**Records supplied:**
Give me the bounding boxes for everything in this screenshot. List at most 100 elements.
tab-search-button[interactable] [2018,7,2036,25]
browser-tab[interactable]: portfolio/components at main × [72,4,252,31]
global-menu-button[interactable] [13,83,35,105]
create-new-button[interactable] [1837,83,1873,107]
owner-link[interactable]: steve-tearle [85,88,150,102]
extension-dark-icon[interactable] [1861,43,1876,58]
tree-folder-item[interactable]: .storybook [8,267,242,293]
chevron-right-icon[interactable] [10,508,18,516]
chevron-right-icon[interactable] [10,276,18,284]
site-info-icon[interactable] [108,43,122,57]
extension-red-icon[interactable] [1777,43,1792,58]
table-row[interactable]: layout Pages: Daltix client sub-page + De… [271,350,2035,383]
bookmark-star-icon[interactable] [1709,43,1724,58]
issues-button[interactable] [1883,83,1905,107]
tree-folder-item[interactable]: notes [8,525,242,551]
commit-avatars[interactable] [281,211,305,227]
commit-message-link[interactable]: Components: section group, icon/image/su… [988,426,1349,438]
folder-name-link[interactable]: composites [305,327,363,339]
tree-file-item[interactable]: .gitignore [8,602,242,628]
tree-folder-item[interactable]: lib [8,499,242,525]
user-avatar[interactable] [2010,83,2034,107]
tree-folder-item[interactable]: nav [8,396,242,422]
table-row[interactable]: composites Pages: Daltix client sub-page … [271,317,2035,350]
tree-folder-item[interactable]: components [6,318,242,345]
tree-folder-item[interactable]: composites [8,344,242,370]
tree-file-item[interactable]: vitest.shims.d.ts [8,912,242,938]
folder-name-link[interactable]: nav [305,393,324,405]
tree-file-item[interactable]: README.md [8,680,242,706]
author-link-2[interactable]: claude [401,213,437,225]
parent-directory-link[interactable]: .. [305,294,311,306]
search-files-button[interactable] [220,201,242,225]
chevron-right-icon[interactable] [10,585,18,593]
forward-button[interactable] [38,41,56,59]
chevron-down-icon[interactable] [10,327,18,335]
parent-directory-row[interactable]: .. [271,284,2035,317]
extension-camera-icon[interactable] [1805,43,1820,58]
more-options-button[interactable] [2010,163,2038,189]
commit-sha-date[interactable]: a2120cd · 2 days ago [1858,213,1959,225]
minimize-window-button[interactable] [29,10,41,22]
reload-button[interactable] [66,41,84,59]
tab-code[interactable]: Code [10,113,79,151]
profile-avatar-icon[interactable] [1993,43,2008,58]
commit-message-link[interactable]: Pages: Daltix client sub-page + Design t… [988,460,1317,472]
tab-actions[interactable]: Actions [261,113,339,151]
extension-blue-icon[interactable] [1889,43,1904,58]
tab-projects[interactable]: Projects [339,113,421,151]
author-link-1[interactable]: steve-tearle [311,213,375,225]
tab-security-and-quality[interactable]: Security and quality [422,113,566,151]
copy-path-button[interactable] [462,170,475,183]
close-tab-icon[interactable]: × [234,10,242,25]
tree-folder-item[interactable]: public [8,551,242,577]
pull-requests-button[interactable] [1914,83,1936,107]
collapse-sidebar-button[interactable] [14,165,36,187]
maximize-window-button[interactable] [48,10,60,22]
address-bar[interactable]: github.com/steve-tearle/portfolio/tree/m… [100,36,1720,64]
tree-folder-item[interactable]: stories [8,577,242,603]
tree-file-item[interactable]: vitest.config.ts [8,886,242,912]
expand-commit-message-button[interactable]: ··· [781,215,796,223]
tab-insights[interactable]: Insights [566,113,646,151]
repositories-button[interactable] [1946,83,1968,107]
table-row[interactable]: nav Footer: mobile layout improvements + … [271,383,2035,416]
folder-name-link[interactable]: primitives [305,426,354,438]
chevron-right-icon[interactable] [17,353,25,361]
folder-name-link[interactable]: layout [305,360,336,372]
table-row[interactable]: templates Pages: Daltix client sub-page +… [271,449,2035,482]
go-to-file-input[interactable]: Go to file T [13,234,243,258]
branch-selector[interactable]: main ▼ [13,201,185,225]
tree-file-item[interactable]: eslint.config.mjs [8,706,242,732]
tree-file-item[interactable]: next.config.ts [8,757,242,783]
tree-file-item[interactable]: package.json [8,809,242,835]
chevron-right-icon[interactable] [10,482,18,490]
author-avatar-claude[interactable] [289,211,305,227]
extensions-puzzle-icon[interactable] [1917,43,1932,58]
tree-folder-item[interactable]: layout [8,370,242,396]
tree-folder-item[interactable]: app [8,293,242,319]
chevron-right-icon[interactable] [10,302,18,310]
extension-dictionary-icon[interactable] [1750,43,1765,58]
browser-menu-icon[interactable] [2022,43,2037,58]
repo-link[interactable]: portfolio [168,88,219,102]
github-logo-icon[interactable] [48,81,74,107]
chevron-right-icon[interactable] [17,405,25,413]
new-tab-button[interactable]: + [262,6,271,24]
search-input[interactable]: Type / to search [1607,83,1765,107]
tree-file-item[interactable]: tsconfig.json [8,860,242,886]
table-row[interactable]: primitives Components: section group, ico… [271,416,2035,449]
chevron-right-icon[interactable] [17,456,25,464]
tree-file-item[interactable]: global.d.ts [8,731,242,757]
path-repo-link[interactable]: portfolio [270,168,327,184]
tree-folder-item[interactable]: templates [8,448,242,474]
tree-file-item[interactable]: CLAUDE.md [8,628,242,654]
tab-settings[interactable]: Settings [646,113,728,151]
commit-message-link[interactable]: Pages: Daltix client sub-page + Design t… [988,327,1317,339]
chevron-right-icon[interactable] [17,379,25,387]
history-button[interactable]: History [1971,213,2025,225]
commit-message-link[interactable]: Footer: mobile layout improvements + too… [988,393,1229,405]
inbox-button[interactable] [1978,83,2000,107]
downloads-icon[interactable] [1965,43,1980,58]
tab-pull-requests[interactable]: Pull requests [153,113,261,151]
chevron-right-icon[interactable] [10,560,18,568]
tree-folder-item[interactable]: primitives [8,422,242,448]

**Brief:** Reproduce the data from its first line through the line containing "extension-red-icon[interactable] [1777,43,1792,58]", substituting "chevron-icon" for every occurrence of "chevron-right-icon" and keeping everything else unchanged.

**Response to this exercise:**
Give me the bounding boxes for everything in this screenshot. List at most 100 elements.
tab-search-button[interactable] [2018,7,2036,25]
browser-tab[interactable]: portfolio/components at main × [72,4,252,31]
global-menu-button[interactable] [13,83,35,105]
create-new-button[interactable] [1837,83,1873,107]
owner-link[interactable]: steve-tearle [85,88,150,102]
extension-dark-icon[interactable] [1861,43,1876,58]
tree-folder-item[interactable]: .storybook [8,267,242,293]
chevron-icon[interactable] [10,508,18,516]
chevron-icon[interactable] [10,276,18,284]
site-info-icon[interactable] [108,43,122,57]
extension-red-icon[interactable] [1777,43,1792,58]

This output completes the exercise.